• WHAT THIS TASK INVOLVES
Give all the lines below again, exactly, with no pictures.
- - -
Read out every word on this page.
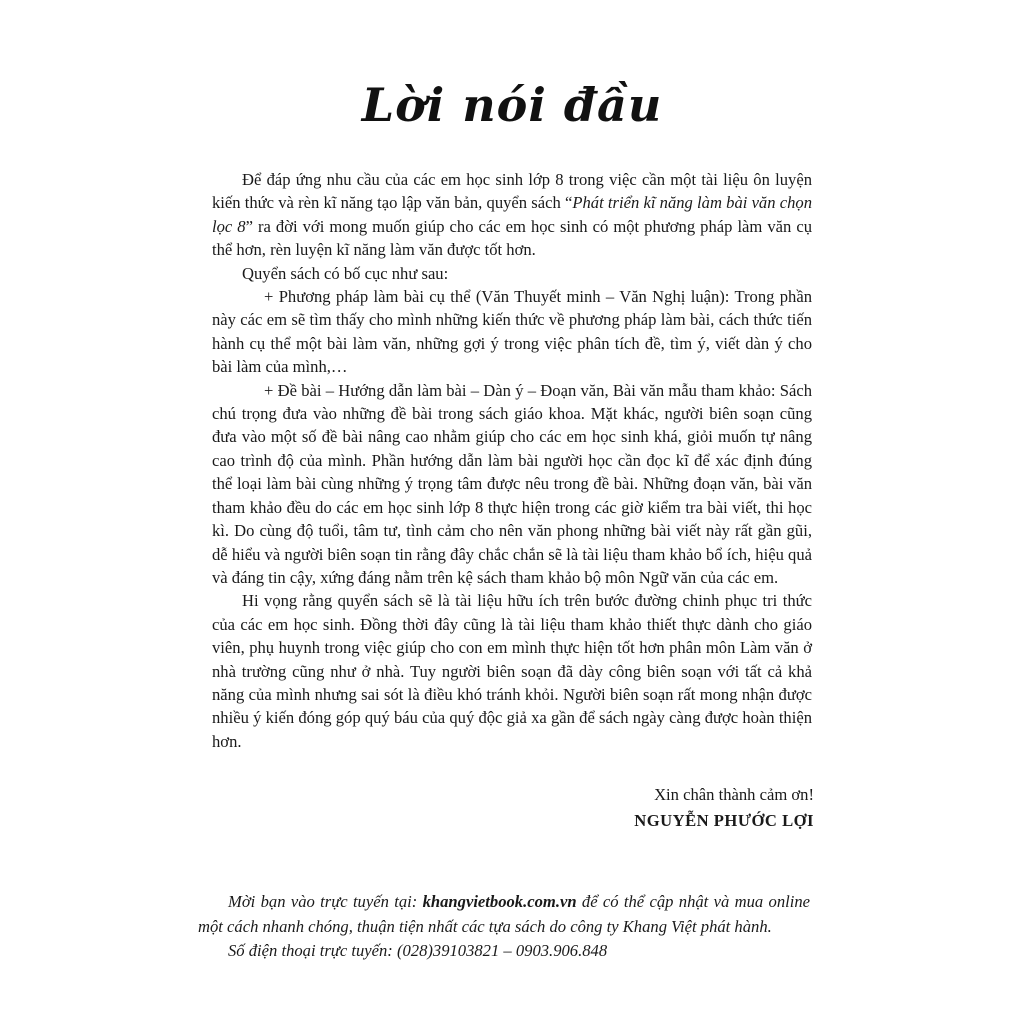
Lời nói đầu

Để đáp ứng nhu cầu của các em học sinh lớp 8 trong việc cần một tài liệu ôn luyện kiến thức và rèn kĩ năng tạo lập văn bản, quyển sách “Phát triển kĩ năng làm bài văn chọn lọc 8” ra đời với mong muốn giúp cho các em học sinh có một phương pháp làm văn cụ thể hơn, rèn luyện kĩ năng làm văn được tốt hơn.

Quyển sách có bố cục như sau:

+ Phương pháp làm bài cụ thể (Văn Thuyết minh – Văn Nghị luận): Trong phần này các em sẽ tìm thấy cho mình những kiến thức về phương pháp làm bài, cách thức tiến hành cụ thể một bài làm văn, những gợi ý trong việc phân tích đề, tìm ý, viết dàn ý cho bài làm của mình,…

+ Đề bài – Hướng dẫn làm bài – Dàn ý – Đoạn văn, Bài văn mẫu tham khảo: Sách chú trọng đưa vào những đề bài trong sách giáo khoa. Mặt khác, người biên soạn cũng đưa vào một số đề bài nâng cao nhằm giúp cho các em học sinh khá, giỏi muốn tự nâng cao trình độ của mình. Phần hướng dẫn làm bài người học cần đọc kĩ để xác định đúng thể loại làm bài cùng những ý trọng tâm được nêu trong đề bài. Những đoạn văn, bài văn tham khảo đều do các em học sinh lớp 8 thực hiện trong các giờ kiểm tra bài viết, thi học kì. Do cùng độ tuổi, tâm tư, tình cảm cho nên văn phong những bài viết này rất gần gũi, dễ hiểu và người biên soạn tin rằng đây chắc chắn sẽ là tài liệu tham khảo bổ ích, hiệu quả và đáng tin cậy, xứng đáng nằm trên kệ sách tham khảo bộ môn Ngữ văn của các em.

Hi vọng rằng quyển sách sẽ là tài liệu hữu ích trên bước đường chinh phục tri thức của các em học sinh. Đồng thời đây cũng là tài liệu tham khảo thiết thực dành cho giáo viên, phụ huynh trong việc giúp cho con em mình thực hiện tốt hơn phân môn Làm văn ở nhà trường cũng như ở nhà. Tuy người biên soạn đã dày công biên soạn với tất cả khả năng của mình nhưng sai sót là điều khó tránh khỏi. Người biên soạn rất mong nhận được nhiều ý kiến đóng góp quý báu của quý độc giả xa gần để sách ngày càng được hoàn thiện hơn.

Xin chân thành cảm ơn!
NGUYỄN PHƯỚC LỢI

Mời bạn vào trực tuyến tại: khangvietbook.com.vn để có thể cập nhật và mua online một cách nhanh chóng, thuận tiện nhất các tựa sách do công ty Khang Việt phát hành.

Số điện thoại trực tuyến: (028)39103821 – 0903.906.848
- - -
• FULL RESPONSE
Read out every word on this page.
Lời nói đầu

Để đáp ứng nhu cầu của các em học sinh lớp 8 trong việc cần một tài liệu ôn luyện kiến thức và rèn kĩ năng tạo lập văn bản, quyển sách “Phát triển kĩ năng làm bài văn chọn lọc 8” ra đời với mong muốn giúp cho các em học sinh có một phương pháp làm văn cụ thể hơn, rèn luyện kĩ năng làm văn được tốt hơn.

Quyển sách có bố cục như sau:

+ Phương pháp làm bài cụ thể (Văn Thuyết minh – Văn Nghị luận): Trong phần này các em sẽ tìm thấy cho mình những kiến thức về phương pháp làm bài, cách thức tiến hành cụ thể một bài làm văn, những gợi ý trong việc phân tích đề, tìm ý, viết dàn ý cho bài làm của mình,…

+ Đề bài – Hướng dẫn làm bài – Dàn ý – Đoạn văn, Bài văn mẫu tham khảo: Sách chú trọng đưa vào những đề bài trong sách giáo khoa. Mặt khác, người biên soạn cũng đưa vào một số đề bài nâng cao nhằm giúp cho các em học sinh khá, giỏi muốn tự nâng cao trình độ của mình. Phần hướng dẫn làm bài người học cần đọc kĩ để xác định đúng thể loại làm bài cùng những ý trọng tâm được nêu trong đề bài. Những đoạn văn, bài văn tham khảo đều do các em học sinh lớp 8 thực hiện trong các giờ kiểm tra bài viết, thi học kì. Do cùng độ tuổi, tâm tư, tình cảm cho nên văn phong những bài viết này rất gần gũi, dễ hiểu và người biên soạn tin rằng đây chắc chắn sẽ là tài liệu tham khảo bổ ích, hiệu quả và đáng tin cậy, xứng đáng nằm trên kệ sách tham khảo bộ môn Ngữ văn của các em.

Hi vọng rằng quyển sách sẽ là tài liệu hữu ích trên bước đường chinh phục tri thức của các em học sinh. Đồng thời đây cũng là tài liệu tham khảo thiết thực dành cho giáo viên, phụ huynh trong việc giúp cho con em mình thực hiện tốt hơn phân môn Làm văn ở nhà trường cũng như ở nhà. Tuy người biên soạn đã dày công biên soạn với tất cả khả năng của mình nhưng sai sót là điều khó tránh khỏi. Người biên soạn rất mong nhận được nhiều ý kiến đóng góp quý báu của quý độc giả xa gần để sách ngày càng được hoàn thiện hơn.

Xin chân thành cảm ơn!
NGUYỄN PHƯỚC LỢI

Mời bạn vào trực tuyến tại: khangvietbook.com.vn để có thể cập nhật và mua online một cách nhanh chóng, thuận tiện nhất các tựa sách do công ty Khang Việt phát hành.

Số điện thoại trực tuyến: (028)39103821 – 0903.906.848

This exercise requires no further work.